"""
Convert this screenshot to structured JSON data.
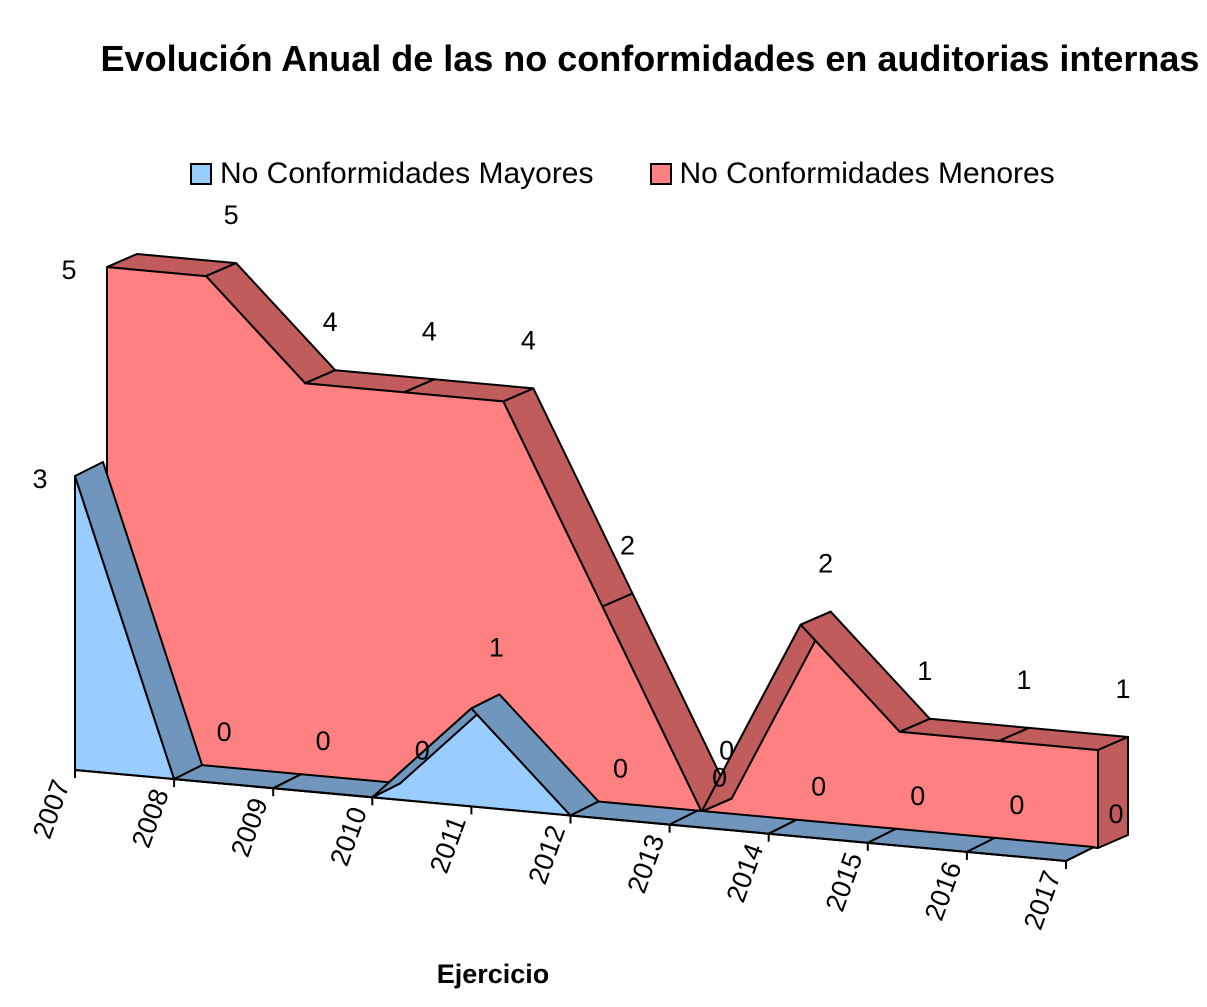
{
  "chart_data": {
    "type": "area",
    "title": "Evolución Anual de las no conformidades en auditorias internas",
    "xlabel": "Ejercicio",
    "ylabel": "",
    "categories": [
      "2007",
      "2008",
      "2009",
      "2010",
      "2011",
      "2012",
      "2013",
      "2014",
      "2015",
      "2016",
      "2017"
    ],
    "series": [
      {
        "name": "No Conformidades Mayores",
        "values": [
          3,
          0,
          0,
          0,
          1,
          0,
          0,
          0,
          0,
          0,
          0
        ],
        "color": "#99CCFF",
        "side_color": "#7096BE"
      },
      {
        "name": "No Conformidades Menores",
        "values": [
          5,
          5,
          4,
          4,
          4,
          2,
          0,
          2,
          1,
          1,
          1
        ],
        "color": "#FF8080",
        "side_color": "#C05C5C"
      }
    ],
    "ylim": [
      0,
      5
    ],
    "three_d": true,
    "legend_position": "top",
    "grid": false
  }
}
"""
=== Work instructions ===
Write the full listing out again with every line unchanged, but include no pictures.

=== Problem solution ===
Convert this screenshot to structured JSON data.
{
  "chart_data": {
    "type": "area",
    "title": "Evolución Anual de las no conformidades en auditorias internas",
    "xlabel": "Ejercicio",
    "ylabel": "",
    "categories": [
      "2007",
      "2008",
      "2009",
      "2010",
      "2011",
      "2012",
      "2013",
      "2014",
      "2015",
      "2016",
      "2017"
    ],
    "series": [
      {
        "name": "No Conformidades Mayores",
        "values": [
          3,
          0,
          0,
          0,
          1,
          0,
          0,
          0,
          0,
          0,
          0
        ],
        "color": "#99CCFF",
        "side_color": "#7096BE"
      },
      {
        "name": "No Conformidades Menores",
        "values": [
          5,
          5,
          4,
          4,
          4,
          2,
          0,
          2,
          1,
          1,
          1
        ],
        "color": "#FF8080",
        "side_color": "#C05C5C"
      }
    ],
    "ylim": [
      0,
      5
    ],
    "three_d": true,
    "legend_position": "top",
    "grid": false
  }
}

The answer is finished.